• THE PROBLEM:
Using the cart-and-spring puzzle below, answer each question, numbering your answers 1., 2., 3. to match.
1. At what speed does the spring fling the 1 kg mass in the first case?
2. How much kinetic energy does the cart finish with in the second case?
3. At what speed does the 1 kg mass have to go in the second case?
___ EXTRACT TO READ ___
A 100 kg cart has a spring that lets it fling a 1 kg mass at 100 m/s. So the cart starts at rest, it obviously must finish at 1 m/s in the other direction. So it gains kinetic energy of 1/2 m v^2, just 50 Joules.

Now let the cart start from 1 m/s, and it flings the mass out the back. Now it must clearly go from 1 m/s to 2 m/s. This is necessary, or else the cart would "know" it had started from a moving frame. Relativity (whether Einstein relativity or Galileo relativity :smile: ) requires it finish at 2 m/s. But it started with 50 Joules of kinetic energy. (See the first part.) And it finishes with 200 Joules. So it gains 150 Joules.

How can the same spring let it gain 50 Joules in the first case, but 150 Joules in the second case. What happened to conservation of energy?

Try not to mention the 1 kg mass after describing the first case. Since it goes at 100 m/s in the first case, it has to go at 99 m/s in the second case. And when you work out the kinetic energy it gains (don't forget it starts at 1 m/s in the second case) it, of course, balances out.

After they work through this case, make them do it for two arbitrary masses with an arbitrary amount of kinetic energy. Then, when they are starting to feel strong, make them do it all in special relativity.
___ PROVIDED MATERIAL ___
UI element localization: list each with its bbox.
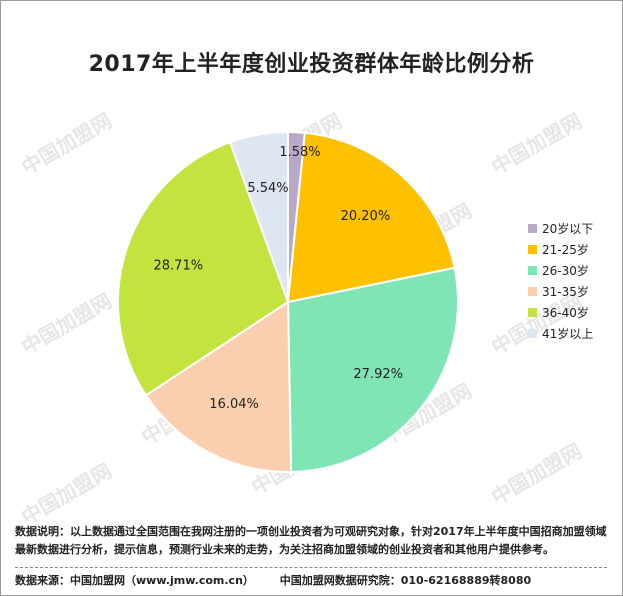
___
• ANSWER IN FULL:
1. 100 m/s
2. 200 Joules
3. 99 m/s